>> Begin Given data

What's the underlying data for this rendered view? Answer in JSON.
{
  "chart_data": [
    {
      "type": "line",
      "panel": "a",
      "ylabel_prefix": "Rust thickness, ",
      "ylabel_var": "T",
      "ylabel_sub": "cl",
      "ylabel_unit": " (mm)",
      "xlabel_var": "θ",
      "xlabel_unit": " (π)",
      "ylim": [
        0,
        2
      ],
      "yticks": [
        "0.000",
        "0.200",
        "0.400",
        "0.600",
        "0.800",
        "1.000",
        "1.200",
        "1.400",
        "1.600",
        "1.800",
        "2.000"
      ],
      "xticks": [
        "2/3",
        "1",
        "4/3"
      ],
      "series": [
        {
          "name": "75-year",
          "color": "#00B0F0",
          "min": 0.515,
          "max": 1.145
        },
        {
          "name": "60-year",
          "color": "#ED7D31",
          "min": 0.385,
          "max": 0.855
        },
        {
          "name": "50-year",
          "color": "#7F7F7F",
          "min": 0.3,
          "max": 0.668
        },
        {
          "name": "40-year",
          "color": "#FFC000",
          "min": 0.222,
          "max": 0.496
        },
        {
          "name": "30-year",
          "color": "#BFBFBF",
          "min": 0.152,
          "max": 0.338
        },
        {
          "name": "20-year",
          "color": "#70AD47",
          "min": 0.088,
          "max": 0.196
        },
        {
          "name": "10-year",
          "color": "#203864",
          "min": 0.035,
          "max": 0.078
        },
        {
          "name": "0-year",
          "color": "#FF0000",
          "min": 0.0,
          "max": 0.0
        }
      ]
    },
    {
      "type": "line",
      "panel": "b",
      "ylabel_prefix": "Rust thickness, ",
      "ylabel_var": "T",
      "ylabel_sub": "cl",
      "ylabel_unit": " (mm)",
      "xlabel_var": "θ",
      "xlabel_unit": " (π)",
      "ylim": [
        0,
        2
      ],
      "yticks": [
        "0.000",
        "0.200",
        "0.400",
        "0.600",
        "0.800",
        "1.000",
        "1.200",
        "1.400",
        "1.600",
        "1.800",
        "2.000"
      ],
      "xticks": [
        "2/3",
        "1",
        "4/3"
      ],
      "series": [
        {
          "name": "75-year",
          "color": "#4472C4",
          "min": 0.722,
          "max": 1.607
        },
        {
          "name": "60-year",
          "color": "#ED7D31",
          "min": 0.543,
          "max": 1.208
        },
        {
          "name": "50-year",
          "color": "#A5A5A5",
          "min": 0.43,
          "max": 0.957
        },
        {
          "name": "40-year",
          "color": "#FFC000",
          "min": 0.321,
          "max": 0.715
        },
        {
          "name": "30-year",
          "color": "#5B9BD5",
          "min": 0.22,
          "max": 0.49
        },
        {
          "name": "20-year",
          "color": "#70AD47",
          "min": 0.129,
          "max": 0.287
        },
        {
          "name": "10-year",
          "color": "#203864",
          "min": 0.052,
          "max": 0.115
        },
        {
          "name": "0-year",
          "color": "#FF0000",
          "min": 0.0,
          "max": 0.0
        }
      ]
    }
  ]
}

>> End Given data

Written exercise → Return every record, word for word.

Solution to this problem →
What's the underlying data for this rendered view? Answer in JSON.
{
  "chart_data": [
    {
      "type": "line",
      "panel": "a",
      "ylabel_prefix": "Rust thickness, ",
      "ylabel_var": "T",
      "ylabel_sub": "cl",
      "ylabel_unit": " (mm)",
      "xlabel_var": "θ",
      "xlabel_unit": " (π)",
      "ylim": [
        0,
        2
      ],
      "yticks": [
        "0.000",
        "0.200",
        "0.400",
        "0.600",
        "0.800",
        "1.000",
        "1.200",
        "1.400",
        "1.600",
        "1.800",
        "2.000"
      ],
      "xticks": [
        "2/3",
        "1",
        "4/3"
      ],
      "series": [
        {
          "name": "75-year",
          "color": "#00B0F0",
          "min": 0.515,
          "max": 1.145
        },
        {
          "name": "60-year",
          "color": "#ED7D31",
          "min": 0.385,
          "max": 0.855
        },
        {
          "name": "50-year",
          "color": "#7F7F7F",
          "min": 0.3,
          "max": 0.668
        },
        {
          "name": "40-year",
          "color": "#FFC000",
          "min": 0.222,
          "max": 0.496
        },
        {
          "name": "30-year",
          "color": "#BFBFBF",
          "min": 0.152,
          "max": 0.338
        },
        {
          "name": "20-year",
          "color": "#70AD47",
          "min": 0.088,
          "max": 0.196
        },
        {
          "name": "10-year",
          "color": "#203864",
          "min": 0.035,
          "max": 0.078
        },
        {
          "name": "0-year",
          "color": "#FF0000",
          "min": 0.0,
          "max": 0.0
        }
      ]
    },
    {
      "type": "line",
      "panel": "b",
      "ylabel_prefix": "Rust thickness, ",
      "ylabel_var": "T",
      "ylabel_sub": "cl",
      "ylabel_unit": " (mm)",
      "xlabel_var": "θ",
      "xlabel_unit": " (π)",
      "ylim": [
        0,
        2
      ],
      "yticks": [
        "0.000",
        "0.200",
        "0.400",
        "0.600",
        "0.800",
        "1.000",
        "1.200",
        "1.400",
        "1.600",
        "1.800",
        "2.000"
      ],
      "xticks": [
        "2/3",
        "1",
        "4/3"
      ],
      "series": [
        {
          "name": "75-year",
          "color": "#4472C4",
          "min": 0.722,
          "max": 1.607
        },
        {
          "name": "60-year",
          "color": "#ED7D31",
          "min": 0.543,
          "max": 1.208
        },
        {
          "name": "50-year",
          "color": "#A5A5A5",
          "min": 0.43,
          "max": 0.957
        },
        {
          "name": "40-year",
          "color": "#FFC000",
          "min": 0.321,
          "max": 0.715
        },
        {
          "name": "30-year",
          "color": "#5B9BD5",
          "min": 0.22,
          "max": 0.49
        },
        {
          "name": "20-year",
          "color": "#70AD47",
          "min": 0.129,
          "max": 0.287
        },
        {
          "name": "10-year",
          "color": "#203864",
          "min": 0.052,
          "max": 0.115
        },
        {
          "name": "0-year",
          "color": "#FF0000",
          "min": 0.0,
          "max": 0.0
        }
      ]
    }
  ]
}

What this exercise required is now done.